Baba ve televizyon eskiden evlerde birlikte anılan kavramlardı. O neyi seyrederse herkes onu seyrederdi.

Ailede birey kavramı geliştikçe evin içinde televizyonlar çoğaldı. Anne mutfağına bir televizyon aldı önce. Sonra çocuklar odalarına çekilip orada kendi istedikleri programları seyretmeye başladılar.

Şimdi aile bireyleri iki yaşındaki çocuklarını başlarından atmak için ellerine telefonlarını tutuşturuyorlar. Çünkü hayat onları çok yoruyor.

Bu filmde en sevdiğim sahnelerden biri çoban çocukla evin kızının samanlıkta karşılıklı oturduğu sahne. Erkek çocuğu kızın kalbine elini koyuyor ve o sırada İstiklal Marşı başlıyor.

Bir diğer sahne ise babanın gece televizyonun karşısında uyurken, karanlık bir el tarafından odada yanan ateşin üstüne kül dökülüp ateşin söndürülmesi, odanın penceresinin açık bırakılması ve sabah adamın soğuktan anne rahmine dönmüş bir şekilde, rüzgardan pencerenin çarpmasıyla, korkuyla uyanması.

cici

Sanatın herhangi bir dalıyla kendini ifade etme yolunu seçen ve diğer insanlarla iletişim kurmak isteyen yaratıcı insanlar önce kendilerini anlatmak isterler. En iyi bildikleri hikayeden yola çıkarlar.

Cici filminde de çocuklardan Kadir büyüdüğünde yönetmenlik mesleğini seçiyor ve baba evine dönerek çocukluğunun travması olan hikayenin filmini çekmek istiyor. Artık yavaş yavaş zihni bulanıklaşan annesini filminde oynatmak istiyor.

Ancak annesinin, belki de bilinç altına attığı buzdağı anıları filme dahil olduğunda kırılıyor ve Alzheimer’a doğru yolculuğu hızlanıyor.

Bir sürü kötü eleştiri okudum film hakkında. Ben her zaman okuduğum, seyrettiğim şeyin bendeki duygusuyla ilgileniyorum. O yüzden filmi beğendim. Bana geçen duygularından hoşnut kaldım. Tanıdık olanlarına merhamet ettim.
=-=-=-=-=
Yapacakların:
(1) Cici filmiyle ilgili yazıya göre Kadir büyüyünce hangi mesleği seçiyor?
(2) Cici filmiyle ilgili yazıdan bir kısmı aynen al: "Sanatın herhangi bir" sözlerinin geçtiği yerden başla, "filminde oynatmak istiyor." sözlerinden sonra dur.
(3) Cici filmiyle ilgili yazıyı kaldığı yerden devam ettir.

Veri Satırları:
=-=-=-=-=
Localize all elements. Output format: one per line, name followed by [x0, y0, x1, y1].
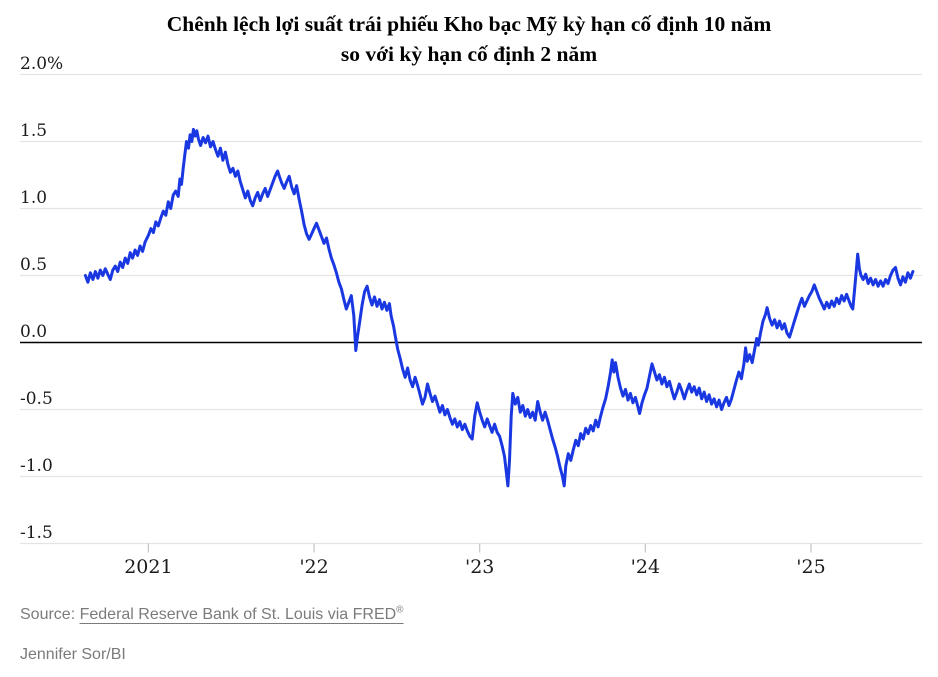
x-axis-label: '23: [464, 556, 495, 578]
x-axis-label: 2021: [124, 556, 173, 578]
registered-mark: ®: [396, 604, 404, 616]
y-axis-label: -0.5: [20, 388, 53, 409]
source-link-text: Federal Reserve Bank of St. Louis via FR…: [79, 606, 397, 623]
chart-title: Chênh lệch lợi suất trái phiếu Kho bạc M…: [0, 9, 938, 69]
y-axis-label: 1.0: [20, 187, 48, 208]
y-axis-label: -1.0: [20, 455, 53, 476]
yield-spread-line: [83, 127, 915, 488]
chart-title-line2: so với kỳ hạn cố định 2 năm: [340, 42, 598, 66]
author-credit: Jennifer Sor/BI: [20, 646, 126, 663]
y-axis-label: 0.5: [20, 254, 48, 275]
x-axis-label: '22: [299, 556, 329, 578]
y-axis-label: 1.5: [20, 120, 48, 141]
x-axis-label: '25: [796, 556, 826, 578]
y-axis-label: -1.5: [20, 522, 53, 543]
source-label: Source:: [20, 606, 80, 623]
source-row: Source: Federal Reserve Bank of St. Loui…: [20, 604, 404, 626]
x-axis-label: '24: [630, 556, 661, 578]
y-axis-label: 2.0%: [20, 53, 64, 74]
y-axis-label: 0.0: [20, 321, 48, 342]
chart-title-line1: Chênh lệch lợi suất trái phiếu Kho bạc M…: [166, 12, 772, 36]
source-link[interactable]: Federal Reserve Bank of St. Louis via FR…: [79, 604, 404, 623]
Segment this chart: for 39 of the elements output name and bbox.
=-=-=-=-=
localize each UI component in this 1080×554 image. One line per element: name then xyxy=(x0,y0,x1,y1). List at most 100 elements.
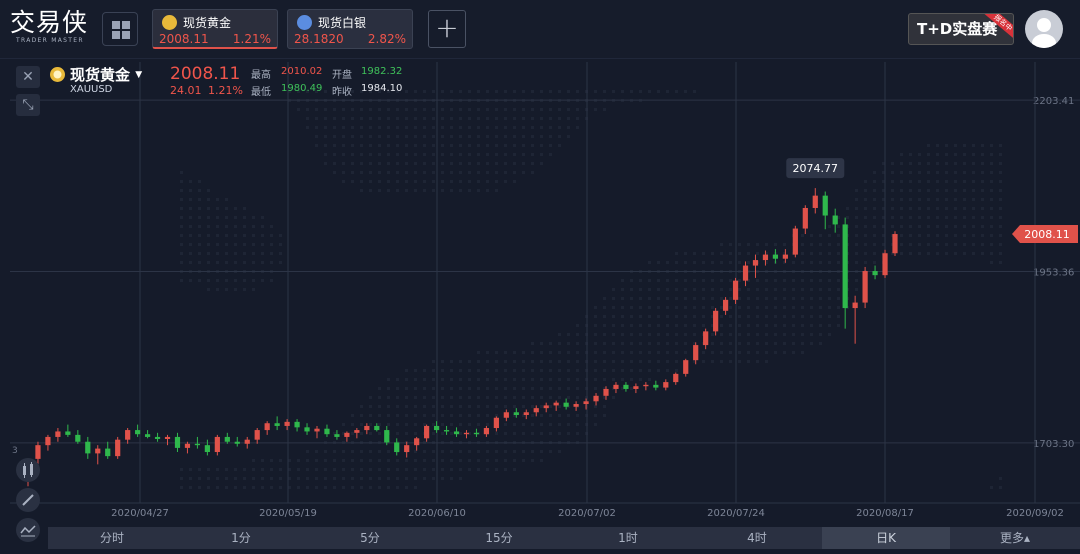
=-=-=-=-=
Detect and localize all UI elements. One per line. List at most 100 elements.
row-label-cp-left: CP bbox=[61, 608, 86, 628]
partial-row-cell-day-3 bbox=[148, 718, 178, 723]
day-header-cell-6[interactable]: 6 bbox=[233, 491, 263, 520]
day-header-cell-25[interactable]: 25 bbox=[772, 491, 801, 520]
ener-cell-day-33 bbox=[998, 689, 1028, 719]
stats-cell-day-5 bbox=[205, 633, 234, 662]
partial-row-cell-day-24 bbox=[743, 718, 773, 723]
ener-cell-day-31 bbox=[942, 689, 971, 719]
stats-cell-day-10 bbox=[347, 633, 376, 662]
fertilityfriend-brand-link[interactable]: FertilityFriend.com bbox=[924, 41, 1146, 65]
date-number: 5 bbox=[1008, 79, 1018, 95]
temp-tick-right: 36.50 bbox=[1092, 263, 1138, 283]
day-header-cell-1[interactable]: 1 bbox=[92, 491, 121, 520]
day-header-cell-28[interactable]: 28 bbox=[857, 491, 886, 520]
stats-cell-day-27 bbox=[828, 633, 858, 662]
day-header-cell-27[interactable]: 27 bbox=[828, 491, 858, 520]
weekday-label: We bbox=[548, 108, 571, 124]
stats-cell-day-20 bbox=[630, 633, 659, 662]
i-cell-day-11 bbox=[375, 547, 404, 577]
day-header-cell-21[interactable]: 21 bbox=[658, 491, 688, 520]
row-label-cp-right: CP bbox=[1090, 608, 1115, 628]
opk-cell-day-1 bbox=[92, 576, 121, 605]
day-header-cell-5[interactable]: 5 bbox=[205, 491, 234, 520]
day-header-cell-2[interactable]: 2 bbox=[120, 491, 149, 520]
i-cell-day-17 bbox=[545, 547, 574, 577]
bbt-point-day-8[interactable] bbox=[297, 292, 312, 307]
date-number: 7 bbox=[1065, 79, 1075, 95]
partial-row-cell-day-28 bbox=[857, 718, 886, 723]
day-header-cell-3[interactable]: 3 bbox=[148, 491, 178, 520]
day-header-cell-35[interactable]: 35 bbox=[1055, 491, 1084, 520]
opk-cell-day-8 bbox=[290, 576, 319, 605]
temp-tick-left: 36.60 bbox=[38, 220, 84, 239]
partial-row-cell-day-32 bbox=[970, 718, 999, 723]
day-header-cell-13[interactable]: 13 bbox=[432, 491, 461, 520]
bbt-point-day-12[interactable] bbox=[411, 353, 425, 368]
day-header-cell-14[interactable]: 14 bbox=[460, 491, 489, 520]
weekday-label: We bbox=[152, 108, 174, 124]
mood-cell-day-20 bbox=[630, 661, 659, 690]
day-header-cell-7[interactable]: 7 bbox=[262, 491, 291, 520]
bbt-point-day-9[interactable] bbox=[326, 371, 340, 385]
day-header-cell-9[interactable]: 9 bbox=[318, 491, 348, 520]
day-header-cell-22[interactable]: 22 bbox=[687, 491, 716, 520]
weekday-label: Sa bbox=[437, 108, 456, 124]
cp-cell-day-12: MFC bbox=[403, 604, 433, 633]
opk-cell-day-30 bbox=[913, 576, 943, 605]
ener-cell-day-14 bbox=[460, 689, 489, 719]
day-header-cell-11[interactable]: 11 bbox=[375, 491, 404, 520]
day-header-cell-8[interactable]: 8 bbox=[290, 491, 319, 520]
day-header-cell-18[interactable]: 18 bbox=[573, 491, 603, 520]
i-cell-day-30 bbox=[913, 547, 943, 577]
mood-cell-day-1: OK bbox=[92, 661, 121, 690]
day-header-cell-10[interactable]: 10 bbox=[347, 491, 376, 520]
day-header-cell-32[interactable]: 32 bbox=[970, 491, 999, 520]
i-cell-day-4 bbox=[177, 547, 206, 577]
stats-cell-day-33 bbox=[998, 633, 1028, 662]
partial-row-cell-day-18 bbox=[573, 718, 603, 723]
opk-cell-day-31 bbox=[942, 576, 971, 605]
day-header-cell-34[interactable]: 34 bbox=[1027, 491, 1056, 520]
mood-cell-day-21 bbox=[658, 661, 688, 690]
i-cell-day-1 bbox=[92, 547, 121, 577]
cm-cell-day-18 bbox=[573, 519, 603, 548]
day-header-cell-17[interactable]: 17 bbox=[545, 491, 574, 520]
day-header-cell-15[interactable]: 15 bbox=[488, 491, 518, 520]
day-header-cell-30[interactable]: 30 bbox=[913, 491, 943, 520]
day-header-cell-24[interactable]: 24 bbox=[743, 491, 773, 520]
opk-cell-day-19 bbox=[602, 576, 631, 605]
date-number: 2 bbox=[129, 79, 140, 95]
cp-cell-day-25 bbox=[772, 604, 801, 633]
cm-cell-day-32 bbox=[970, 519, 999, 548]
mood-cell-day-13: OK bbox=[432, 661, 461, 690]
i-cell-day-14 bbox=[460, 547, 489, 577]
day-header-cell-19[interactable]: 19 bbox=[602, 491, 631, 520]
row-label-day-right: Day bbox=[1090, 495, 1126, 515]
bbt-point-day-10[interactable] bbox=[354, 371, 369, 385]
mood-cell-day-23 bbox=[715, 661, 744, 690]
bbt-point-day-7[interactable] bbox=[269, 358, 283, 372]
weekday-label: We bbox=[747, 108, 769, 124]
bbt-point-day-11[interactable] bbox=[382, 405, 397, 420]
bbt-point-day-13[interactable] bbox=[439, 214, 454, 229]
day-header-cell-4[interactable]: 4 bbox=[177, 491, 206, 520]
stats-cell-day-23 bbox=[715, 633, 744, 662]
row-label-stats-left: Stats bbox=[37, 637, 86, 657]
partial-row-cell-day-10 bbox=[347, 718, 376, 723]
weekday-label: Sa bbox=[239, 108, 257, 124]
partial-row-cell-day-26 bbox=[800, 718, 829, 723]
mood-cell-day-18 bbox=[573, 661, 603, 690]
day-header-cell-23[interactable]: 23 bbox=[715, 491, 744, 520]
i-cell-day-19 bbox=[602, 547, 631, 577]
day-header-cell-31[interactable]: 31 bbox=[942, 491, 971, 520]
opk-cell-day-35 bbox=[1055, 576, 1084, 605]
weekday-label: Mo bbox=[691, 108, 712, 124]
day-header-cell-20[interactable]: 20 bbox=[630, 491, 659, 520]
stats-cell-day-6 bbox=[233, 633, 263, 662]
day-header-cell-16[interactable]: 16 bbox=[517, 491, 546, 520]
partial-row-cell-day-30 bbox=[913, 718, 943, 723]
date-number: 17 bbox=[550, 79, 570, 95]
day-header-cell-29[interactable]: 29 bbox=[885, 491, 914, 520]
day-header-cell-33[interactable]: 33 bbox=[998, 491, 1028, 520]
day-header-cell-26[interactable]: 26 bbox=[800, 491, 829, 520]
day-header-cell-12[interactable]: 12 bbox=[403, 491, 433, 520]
=-=-=-=-=
Beklenen Cevaplar:
(1) Yönetmenlik mesleğini seçiyor.

(2)
Sanatın herhangi bir dalıyla kendini ifade etme yolunu seçen ve diğer insanlarla iletişim kurmak isteyen yaratıcı insanlar önce kendilerini anlatmak isterler. En iyi bildikleri hikayeden yola çıkarlar.

Cici filminde de çocuklardan Kadir büyüdüğünde yönetmenlik mesleğini seçiyor ve baba evine dönerek çocukluğunun travması olan hikayenin filmini çekmek istiyor. Artık yavaş yavaş zihni bulanıklaşan annesini filminde oynatmak istiyor.

(3)
Aile kavramındaki yakıcılığı ve iyileştirici yanı yeniden hatırladım.

Hep kafamı kurcalamıştır. Neden insanlar sevdiklerini söyledikleri insanlara şiddet uygularlar. Hatta neden karşılık görmediklerinde sevdiklerini öldürmeyi düşünür hatta öldürürler. Sevdiklerinin hayatını kabusa çevirmeyi kendilerine amaç edinirler. Bunun açıklamasını kendimde bulamadım.

Aslında insan kendini de net göremez.

Bazen yaptıklarımızı hafifletir, eleştirdiğimiz insanlardan daha korkunç şeyler yapabiliriz.

I am a Stalker

Sorularımın cevabını az da olsa aldığım bir belgesel seyrettim. Adı I am a Stalker.

Hayatı öğrenmek istiyorsanız hatta içinde yaşadığınız toplumun gerçek tarihini öğrenmek istiyorsanız. O dönemde yaşayan insanların hayat hikayelerini okumalısınız.

Bu belgeselde her bir bölümde yakınlarına şiddet uygulayan insanların hikayesi anlatılmış.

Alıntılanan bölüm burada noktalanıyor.